"""

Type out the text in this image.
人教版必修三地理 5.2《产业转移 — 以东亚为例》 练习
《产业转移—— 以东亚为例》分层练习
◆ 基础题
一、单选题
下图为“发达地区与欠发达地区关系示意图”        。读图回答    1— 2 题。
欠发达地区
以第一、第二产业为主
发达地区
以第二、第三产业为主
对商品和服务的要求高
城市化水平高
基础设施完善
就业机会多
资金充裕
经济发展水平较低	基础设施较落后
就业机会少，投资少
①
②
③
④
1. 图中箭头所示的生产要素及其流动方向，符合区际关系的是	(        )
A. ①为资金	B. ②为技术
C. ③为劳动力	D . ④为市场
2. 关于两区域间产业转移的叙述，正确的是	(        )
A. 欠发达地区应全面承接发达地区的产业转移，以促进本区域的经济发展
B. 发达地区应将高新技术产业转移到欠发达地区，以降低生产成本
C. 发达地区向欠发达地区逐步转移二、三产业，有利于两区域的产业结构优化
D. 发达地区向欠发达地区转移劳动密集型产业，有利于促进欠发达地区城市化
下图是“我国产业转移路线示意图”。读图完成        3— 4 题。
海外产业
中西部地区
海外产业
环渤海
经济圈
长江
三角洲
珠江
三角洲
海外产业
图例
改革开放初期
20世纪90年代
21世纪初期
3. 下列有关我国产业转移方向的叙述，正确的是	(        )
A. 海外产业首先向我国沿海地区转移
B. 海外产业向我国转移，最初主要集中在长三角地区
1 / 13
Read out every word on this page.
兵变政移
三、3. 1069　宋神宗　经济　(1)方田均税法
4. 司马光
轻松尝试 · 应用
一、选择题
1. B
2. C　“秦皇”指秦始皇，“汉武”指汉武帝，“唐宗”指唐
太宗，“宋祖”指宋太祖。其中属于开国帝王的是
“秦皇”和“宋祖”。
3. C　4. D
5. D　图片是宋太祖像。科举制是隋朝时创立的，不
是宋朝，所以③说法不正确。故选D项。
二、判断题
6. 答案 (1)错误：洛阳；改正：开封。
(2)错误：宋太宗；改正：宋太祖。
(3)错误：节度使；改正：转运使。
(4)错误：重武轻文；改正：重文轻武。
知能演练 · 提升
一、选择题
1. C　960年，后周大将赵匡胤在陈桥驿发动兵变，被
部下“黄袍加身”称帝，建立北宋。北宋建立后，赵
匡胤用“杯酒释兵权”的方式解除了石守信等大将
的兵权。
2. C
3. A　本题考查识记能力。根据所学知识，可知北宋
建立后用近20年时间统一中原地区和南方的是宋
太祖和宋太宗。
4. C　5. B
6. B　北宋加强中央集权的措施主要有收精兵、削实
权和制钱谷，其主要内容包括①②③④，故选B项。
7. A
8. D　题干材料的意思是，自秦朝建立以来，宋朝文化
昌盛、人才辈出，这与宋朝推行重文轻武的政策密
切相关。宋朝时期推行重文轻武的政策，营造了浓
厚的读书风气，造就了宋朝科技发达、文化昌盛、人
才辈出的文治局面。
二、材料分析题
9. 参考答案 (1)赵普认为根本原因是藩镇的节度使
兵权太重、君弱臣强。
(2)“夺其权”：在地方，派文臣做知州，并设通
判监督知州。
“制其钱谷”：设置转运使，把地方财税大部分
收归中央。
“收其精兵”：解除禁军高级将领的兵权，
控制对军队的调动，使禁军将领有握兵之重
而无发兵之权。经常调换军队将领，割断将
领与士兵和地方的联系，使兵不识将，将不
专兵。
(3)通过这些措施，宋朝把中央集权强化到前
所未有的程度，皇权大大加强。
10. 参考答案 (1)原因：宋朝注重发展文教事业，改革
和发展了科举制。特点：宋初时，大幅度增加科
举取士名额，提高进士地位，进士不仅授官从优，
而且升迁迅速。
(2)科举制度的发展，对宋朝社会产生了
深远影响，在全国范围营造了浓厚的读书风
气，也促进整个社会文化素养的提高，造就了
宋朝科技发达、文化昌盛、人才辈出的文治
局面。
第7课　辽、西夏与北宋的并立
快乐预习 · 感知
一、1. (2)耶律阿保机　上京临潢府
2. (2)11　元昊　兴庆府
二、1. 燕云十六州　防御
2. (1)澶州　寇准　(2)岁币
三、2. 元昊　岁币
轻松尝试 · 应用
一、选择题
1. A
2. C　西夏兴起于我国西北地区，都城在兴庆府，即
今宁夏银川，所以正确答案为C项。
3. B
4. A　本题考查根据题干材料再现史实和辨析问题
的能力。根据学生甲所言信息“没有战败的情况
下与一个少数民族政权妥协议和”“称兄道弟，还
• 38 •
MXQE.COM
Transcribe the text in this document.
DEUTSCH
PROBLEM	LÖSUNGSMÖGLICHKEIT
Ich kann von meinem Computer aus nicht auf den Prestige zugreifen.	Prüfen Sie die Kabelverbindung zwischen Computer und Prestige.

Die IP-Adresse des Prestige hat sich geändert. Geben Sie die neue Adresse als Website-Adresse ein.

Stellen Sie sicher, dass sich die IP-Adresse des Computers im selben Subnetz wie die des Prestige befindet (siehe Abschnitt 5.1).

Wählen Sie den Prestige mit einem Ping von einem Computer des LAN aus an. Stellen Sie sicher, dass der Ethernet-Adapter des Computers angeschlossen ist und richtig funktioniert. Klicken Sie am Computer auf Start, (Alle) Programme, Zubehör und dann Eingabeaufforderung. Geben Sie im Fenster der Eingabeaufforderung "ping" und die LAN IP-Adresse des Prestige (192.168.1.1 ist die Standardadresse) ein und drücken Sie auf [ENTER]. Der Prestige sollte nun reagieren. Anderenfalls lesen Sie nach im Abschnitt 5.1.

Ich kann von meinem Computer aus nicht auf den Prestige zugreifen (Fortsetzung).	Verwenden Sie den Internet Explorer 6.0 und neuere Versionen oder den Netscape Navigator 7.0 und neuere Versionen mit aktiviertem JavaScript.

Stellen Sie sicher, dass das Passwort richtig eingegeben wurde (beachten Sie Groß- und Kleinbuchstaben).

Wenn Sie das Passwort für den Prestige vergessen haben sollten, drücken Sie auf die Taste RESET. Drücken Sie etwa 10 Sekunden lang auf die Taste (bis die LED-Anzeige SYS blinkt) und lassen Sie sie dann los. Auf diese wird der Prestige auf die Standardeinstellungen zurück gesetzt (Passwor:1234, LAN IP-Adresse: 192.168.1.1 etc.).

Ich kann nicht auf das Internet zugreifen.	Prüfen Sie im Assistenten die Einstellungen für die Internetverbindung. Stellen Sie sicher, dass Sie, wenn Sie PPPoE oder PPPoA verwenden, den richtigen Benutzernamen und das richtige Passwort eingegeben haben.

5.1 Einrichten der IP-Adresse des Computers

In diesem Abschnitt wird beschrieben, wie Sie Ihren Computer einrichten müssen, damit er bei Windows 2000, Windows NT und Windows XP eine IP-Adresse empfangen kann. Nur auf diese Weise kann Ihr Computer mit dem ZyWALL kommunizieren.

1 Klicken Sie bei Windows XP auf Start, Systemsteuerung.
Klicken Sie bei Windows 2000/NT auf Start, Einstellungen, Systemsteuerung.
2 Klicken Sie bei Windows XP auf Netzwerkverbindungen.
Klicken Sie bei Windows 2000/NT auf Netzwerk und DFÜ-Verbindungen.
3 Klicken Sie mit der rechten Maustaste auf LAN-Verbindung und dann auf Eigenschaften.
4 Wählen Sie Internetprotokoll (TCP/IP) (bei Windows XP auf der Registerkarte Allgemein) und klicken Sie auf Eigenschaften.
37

"""

#### EXERCISE DESCRIPTION
Each line of the listing should be echoed back exactly.

#### SOLUTION TO THE PROBLEM
Type out the text in this image.
人教版必修三地理 5.2《产业转移 — 以东亚为例》 练习
《产业转移—— 以东亚为例》分层练习
◆ 基础题
一、单选题
下图为“发达地区与欠发达地区关系示意图”        。读图回答    1— 2 题。
欠发达地区
以第一、第二产业为主
发达地区
以第二、第三产业为主
对商品和服务的要求高
城市化水平高
基础设施完善
就业机会多
资金充裕
经济发展水平较低	基础设施较落后
就业机会少，投资少
①
②
③
④
1. 图中箭头所示的生产要素及其流动方向，符合区际关系的是	(        )
A. ①为资金	B. ②为技术
C. ③为劳动力	D . ④为市场
2. 关于两区域间产业转移的叙述，正确的是	(        )
A. 欠发达地区应全面承接发达地区的产业转移，以促进本区域的经济发展
B. 发达地区应将高新技术产业转移到欠发达地区，以降低生产成本
C. 发达地区向欠发达地区逐步转移二、三产业，有利于两区域的产业结构优化
D. 发达地区向欠发达地区转移劳动密集型产业，有利于促进欠发达地区城市化
下图是“我国产业转移路线示意图”。读图完成        3— 4 题。
海外产业
中西部地区
海外产业
环渤海
经济圈
长江
三角洲
珠江
三角洲
海外产业
图例
改革开放初期
20世纪90年代
21世纪初期
3. 下列有关我国产业转移方向的叙述，正确的是	(        )
A. 海外产业首先向我国沿海地区转移
B. 海外产业向我国转移，最初主要集中在长三角地区
1 / 13
Read out every word on this page.
兵变政移
三、3. 1069　宋神宗　经济　(1)方田均税法
4. 司马光
轻松尝试 · 应用
一、选择题
1. B
2. C　“秦皇”指秦始皇，“汉武”指汉武帝，“唐宗”指唐
太宗，“宋祖”指宋太祖。其中属于开国帝王的是
“秦皇”和“宋祖”。
3. C　4. D
5. D　图片是宋太祖像。科举制是隋朝时创立的，不
是宋朝，所以③说法不正确。故选D项。
二、判断题
6. 答案 (1)错误：洛阳；改正：开封。
(2)错误：宋太宗；改正：宋太祖。
(3)错误：节度使；改正：转运使。
(4)错误：重武轻文；改正：重文轻武。
知能演练 · 提升
一、选择题
1. C　960年，后周大将赵匡胤在陈桥驿发动兵变，被
部下“黄袍加身”称帝，建立北宋。北宋建立后，赵
匡胤用“杯酒释兵权”的方式解除了石守信等大将
的兵权。
2. C
3. A　本题考查识记能力。根据所学知识，可知北宋
建立后用近20年时间统一中原地区和南方的是宋
太祖和宋太宗。
4. C　5. B
6. B　北宋加强中央集权的措施主要有收精兵、削实
权和制钱谷，其主要内容包括①②③④，故选B项。
7. A
8. D　题干材料的意思是，自秦朝建立以来，宋朝文化
昌盛、人才辈出，这与宋朝推行重文轻武的政策密
切相关。宋朝时期推行重文轻武的政策，营造了浓
厚的读书风气，造就了宋朝科技发达、文化昌盛、人
才辈出的文治局面。
二、材料分析题
9. 参考答案 (1)赵普认为根本原因是藩镇的节度使
兵权太重、君弱臣强。
(2)“夺其权”：在地方，派文臣做知州，并设通
判监督知州。
“制其钱谷”：设置转运使，把地方财税大部分
收归中央。
“收其精兵”：解除禁军高级将领的兵权，
控制对军队的调动，使禁军将领有握兵之重
而无发兵之权。经常调换军队将领，割断将
领与士兵和地方的联系，使兵不识将，将不
专兵。
(3)通过这些措施，宋朝把中央集权强化到前
所未有的程度，皇权大大加强。
10. 参考答案 (1)原因：宋朝注重发展文教事业，改革
和发展了科举制。特点：宋初时，大幅度增加科
举取士名额，提高进士地位，进士不仅授官从优，
而且升迁迅速。
(2)科举制度的发展，对宋朝社会产生了
深远影响，在全国范围营造了浓厚的读书风
气，也促进整个社会文化素养的提高，造就了
宋朝科技发达、文化昌盛、人才辈出的文治
局面。
第7课　辽、西夏与北宋的并立
快乐预习 · 感知
一、1. (2)耶律阿保机　上京临潢府
2. (2)11　元昊　兴庆府
二、1. 燕云十六州　防御
2. (1)澶州　寇准　(2)岁币
三、2. 元昊　岁币
轻松尝试 · 应用
一、选择题
1. A
2. C　西夏兴起于我国西北地区，都城在兴庆府，即
今宁夏银川，所以正确答案为C项。
3. B
4. A　本题考查根据题干材料再现史实和辨析问题
的能力。根据学生甲所言信息“没有战败的情况
下与一个少数民族政权妥协议和”“称兄道弟，还
• 38 •
MXQE.COM
Transcribe the text in this document.
DEUTSCH
PROBLEM	LÖSUNGSMÖGLICHKEIT
Ich kann von meinem Computer aus nicht auf den Prestige zugreifen.	Prüfen Sie die Kabelverbindung zwischen Computer und Prestige.

Die IP-Adresse des Prestige hat sich geändert. Geben Sie die neue Adresse als Website-Adresse ein.

Stellen Sie sicher, dass sich die IP-Adresse des Computers im selben Subnetz wie die des Prestige befindet (siehe Abschnitt 5.1).

Wählen Sie den Prestige mit einem Ping von einem Computer des LAN aus an. Stellen Sie sicher, dass der Ethernet-Adapter des Computers angeschlossen ist und richtig funktioniert. Klicken Sie am Computer auf Start, (Alle) Programme, Zubehör und dann Eingabeaufforderung. Geben Sie im Fenster der Eingabeaufforderung "ping" und die LAN IP-Adresse des Prestige (192.168.1.1 ist die Standardadresse) ein und drücken Sie auf [ENTER]. Der Prestige sollte nun reagieren. Anderenfalls lesen Sie nach im Abschnitt 5.1.

Ich kann von meinem Computer aus nicht auf den Prestige zugreifen (Fortsetzung).	Verwenden Sie den Internet Explorer 6.0 und neuere Versionen oder den Netscape Navigator 7.0 und neuere Versionen mit aktiviertem JavaScript.

Stellen Sie sicher, dass das Passwort richtig eingegeben wurde (beachten Sie Groß- und Kleinbuchstaben).

Wenn Sie das Passwort für den Prestige vergessen haben sollten, drücken Sie auf die Taste RESET. Drücken Sie etwa 10 Sekunden lang auf die Taste (bis die LED-Anzeige SYS blinkt) und lassen Sie sie dann los. Auf diese wird der Prestige auf die Standardeinstellungen zurück gesetzt (Passwor:1234, LAN IP-Adresse: 192.168.1.1 etc.).

Ich kann nicht auf das Internet zugreifen.	Prüfen Sie im Assistenten die Einstellungen für die Internetverbindung. Stellen Sie sicher, dass Sie, wenn Sie PPPoE oder PPPoA verwenden, den richtigen Benutzernamen und das richtige Passwort eingegeben haben.

5.1 Einrichten der IP-Adresse des Computers

In diesem Abschnitt wird beschrieben, wie Sie Ihren Computer einrichten müssen, damit er bei Windows 2000, Windows NT und Windows XP eine IP-Adresse empfangen kann. Nur auf diese Weise kann Ihr Computer mit dem ZyWALL kommunizieren.

1 Klicken Sie bei Windows XP auf Start, Systemsteuerung.
Klicken Sie bei Windows 2000/NT auf Start, Einstellungen, Systemsteuerung.
2 Klicken Sie bei Windows XP auf Netzwerkverbindungen.
Klicken Sie bei Windows 2000/NT auf Netzwerk und DFÜ-Verbindungen.
3 Klicken Sie mit der rechten Maustaste auf LAN-Verbindung und dann auf Eigenschaften.
4 Wählen Sie Internetprotokoll (TCP/IP) (bei Windows XP auf der Registerkarte Allgemein) und klicken Sie auf Eigenschaften.
37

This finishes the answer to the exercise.